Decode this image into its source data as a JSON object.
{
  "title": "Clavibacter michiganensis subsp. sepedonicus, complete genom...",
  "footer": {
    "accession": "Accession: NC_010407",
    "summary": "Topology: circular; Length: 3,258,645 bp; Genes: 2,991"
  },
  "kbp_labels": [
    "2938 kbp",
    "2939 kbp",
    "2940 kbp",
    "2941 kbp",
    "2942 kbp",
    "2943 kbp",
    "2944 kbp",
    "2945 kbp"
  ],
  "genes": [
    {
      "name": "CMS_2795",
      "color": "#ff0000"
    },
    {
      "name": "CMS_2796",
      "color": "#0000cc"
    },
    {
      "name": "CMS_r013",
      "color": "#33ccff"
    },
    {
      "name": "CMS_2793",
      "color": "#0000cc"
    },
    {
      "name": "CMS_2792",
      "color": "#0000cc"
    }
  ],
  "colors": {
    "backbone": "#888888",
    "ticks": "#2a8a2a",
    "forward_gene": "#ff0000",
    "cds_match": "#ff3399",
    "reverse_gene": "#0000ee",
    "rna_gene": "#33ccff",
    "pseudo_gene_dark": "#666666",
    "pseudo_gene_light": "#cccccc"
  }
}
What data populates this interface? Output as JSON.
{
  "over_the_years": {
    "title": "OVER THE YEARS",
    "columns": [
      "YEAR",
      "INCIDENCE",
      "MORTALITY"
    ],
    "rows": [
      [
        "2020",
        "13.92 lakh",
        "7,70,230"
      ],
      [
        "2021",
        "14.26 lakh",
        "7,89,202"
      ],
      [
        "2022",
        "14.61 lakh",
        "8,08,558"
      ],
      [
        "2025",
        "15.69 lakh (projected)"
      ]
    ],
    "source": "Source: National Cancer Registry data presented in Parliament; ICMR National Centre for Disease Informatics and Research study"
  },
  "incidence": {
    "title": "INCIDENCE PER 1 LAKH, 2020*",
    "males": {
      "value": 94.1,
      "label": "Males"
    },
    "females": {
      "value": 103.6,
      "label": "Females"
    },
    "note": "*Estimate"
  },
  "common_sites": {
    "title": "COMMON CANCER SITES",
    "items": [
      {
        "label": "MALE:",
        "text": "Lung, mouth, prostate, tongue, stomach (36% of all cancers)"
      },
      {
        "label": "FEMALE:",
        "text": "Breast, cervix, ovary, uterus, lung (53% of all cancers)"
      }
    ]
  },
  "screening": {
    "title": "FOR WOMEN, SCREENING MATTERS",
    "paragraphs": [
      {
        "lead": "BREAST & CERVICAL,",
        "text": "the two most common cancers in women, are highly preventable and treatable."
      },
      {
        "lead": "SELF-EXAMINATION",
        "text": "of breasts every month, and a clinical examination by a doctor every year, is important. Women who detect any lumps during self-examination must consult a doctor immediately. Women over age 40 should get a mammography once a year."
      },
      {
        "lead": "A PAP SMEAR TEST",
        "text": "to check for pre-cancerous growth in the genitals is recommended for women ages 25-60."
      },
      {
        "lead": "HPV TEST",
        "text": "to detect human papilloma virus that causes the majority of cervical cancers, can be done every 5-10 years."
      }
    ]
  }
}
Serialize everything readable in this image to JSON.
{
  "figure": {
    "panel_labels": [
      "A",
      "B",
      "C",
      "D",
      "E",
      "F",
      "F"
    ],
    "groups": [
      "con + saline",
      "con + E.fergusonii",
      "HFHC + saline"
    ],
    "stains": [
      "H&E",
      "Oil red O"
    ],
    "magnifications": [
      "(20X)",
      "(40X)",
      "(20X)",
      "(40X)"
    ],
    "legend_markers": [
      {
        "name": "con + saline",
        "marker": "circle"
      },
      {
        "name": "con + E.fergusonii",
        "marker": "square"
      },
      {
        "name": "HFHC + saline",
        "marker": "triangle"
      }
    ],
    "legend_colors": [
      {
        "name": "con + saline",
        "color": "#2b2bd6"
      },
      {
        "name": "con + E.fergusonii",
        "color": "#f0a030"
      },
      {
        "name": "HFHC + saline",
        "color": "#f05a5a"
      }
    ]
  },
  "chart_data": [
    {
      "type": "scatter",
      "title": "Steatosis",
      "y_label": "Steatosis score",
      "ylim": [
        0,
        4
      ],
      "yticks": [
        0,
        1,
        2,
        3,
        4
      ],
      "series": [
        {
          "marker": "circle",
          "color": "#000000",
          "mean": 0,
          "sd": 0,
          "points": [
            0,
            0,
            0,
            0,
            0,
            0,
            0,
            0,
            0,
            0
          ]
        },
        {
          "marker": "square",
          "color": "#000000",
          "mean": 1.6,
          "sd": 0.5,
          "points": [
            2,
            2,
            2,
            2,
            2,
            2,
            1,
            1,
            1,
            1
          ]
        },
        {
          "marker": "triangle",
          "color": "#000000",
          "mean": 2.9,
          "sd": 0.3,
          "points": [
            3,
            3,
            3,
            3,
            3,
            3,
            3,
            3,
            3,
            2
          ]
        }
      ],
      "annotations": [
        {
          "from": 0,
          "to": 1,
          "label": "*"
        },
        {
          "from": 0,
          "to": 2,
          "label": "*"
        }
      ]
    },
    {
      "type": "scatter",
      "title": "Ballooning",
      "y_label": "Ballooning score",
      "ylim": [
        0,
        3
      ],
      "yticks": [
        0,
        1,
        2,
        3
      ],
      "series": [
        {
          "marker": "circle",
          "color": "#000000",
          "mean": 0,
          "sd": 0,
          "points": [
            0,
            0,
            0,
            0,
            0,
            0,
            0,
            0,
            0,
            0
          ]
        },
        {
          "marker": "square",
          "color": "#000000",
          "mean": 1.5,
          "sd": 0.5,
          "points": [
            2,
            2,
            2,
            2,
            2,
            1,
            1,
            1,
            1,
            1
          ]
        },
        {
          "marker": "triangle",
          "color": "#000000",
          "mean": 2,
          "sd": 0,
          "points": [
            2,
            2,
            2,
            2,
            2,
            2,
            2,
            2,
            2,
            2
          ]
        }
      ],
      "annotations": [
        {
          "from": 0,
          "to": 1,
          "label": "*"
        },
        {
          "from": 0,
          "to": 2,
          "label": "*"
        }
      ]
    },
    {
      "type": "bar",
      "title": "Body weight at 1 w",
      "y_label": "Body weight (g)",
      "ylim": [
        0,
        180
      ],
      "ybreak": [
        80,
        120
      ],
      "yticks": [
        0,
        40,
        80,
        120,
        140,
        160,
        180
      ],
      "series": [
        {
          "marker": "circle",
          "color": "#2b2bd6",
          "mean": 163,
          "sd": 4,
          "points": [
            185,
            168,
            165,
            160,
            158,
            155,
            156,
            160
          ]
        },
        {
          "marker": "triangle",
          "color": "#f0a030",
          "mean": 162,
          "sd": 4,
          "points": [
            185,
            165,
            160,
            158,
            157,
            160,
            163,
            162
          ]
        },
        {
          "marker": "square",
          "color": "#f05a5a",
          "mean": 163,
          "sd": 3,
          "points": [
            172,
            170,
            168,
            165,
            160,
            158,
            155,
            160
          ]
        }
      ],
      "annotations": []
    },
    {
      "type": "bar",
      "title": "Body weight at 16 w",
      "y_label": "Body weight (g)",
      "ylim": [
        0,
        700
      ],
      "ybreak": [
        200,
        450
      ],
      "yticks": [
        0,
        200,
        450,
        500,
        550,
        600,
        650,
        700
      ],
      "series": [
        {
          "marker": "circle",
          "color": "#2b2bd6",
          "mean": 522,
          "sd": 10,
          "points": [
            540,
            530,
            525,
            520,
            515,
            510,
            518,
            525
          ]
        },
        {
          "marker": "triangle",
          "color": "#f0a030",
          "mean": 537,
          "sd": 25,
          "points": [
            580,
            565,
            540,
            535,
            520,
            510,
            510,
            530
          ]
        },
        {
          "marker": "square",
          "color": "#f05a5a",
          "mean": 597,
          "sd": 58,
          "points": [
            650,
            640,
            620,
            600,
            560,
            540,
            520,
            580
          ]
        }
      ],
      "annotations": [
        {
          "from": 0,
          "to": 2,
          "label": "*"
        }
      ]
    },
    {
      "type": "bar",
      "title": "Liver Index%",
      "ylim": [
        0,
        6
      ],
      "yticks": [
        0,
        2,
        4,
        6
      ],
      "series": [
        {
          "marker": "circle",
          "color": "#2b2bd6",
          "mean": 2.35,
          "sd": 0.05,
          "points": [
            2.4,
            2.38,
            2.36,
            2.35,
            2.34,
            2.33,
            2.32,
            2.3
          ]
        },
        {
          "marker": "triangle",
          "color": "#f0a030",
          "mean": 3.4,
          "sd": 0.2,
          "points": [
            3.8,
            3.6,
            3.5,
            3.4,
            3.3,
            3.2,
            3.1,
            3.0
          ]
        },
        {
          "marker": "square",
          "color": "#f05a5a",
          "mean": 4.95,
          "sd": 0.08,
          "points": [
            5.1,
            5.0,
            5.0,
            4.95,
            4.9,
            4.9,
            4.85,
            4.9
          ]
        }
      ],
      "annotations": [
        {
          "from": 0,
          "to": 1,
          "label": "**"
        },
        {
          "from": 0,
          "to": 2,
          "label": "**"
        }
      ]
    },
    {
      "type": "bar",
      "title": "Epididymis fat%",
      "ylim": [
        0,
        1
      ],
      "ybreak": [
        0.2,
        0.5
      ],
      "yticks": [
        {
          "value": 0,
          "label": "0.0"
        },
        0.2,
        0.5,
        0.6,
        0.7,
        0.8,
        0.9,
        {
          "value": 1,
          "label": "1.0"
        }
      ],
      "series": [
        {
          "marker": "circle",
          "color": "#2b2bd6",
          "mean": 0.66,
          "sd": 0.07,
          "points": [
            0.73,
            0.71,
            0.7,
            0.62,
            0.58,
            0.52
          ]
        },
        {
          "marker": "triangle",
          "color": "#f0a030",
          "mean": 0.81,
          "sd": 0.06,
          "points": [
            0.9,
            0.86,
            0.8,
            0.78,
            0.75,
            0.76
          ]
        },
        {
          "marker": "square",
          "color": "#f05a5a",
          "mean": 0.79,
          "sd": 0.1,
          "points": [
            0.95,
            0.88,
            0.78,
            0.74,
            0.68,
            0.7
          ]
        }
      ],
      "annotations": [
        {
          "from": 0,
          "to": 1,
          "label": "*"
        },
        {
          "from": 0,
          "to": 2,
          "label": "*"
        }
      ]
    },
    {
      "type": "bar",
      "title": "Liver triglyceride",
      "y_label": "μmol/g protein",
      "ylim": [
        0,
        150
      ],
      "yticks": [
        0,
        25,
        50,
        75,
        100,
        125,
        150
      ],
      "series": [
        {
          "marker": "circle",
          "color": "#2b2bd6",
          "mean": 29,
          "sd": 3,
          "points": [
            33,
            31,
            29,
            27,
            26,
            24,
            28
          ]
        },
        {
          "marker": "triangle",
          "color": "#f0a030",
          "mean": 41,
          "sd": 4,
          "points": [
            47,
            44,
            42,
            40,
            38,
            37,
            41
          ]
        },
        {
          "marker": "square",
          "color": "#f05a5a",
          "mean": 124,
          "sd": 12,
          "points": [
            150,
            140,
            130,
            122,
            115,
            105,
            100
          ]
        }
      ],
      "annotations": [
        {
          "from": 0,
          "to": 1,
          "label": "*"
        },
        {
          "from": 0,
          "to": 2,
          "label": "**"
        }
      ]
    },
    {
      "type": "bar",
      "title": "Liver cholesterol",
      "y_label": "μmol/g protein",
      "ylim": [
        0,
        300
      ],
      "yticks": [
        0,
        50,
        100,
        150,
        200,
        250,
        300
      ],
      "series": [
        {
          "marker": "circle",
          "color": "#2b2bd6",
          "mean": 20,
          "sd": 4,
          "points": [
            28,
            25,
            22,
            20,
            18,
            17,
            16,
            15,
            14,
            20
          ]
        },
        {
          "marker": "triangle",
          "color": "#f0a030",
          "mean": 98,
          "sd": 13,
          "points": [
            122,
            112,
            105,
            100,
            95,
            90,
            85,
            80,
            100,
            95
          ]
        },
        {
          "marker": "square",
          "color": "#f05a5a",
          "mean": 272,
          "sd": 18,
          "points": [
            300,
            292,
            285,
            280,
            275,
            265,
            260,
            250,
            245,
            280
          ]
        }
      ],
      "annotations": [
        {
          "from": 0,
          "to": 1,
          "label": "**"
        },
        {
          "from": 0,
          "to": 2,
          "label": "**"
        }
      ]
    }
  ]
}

===

▶ DIRECTIONS FOR THIS TASK
Search the data for "weight". Copy every line that has it.

▶ WRITTEN SOLUTION
      "title": "Body weight at 1 w",
      "y_label": "Body weight (g)",
      "title": "Body weight at 16 w",
      "y_label": "Body weight (g)",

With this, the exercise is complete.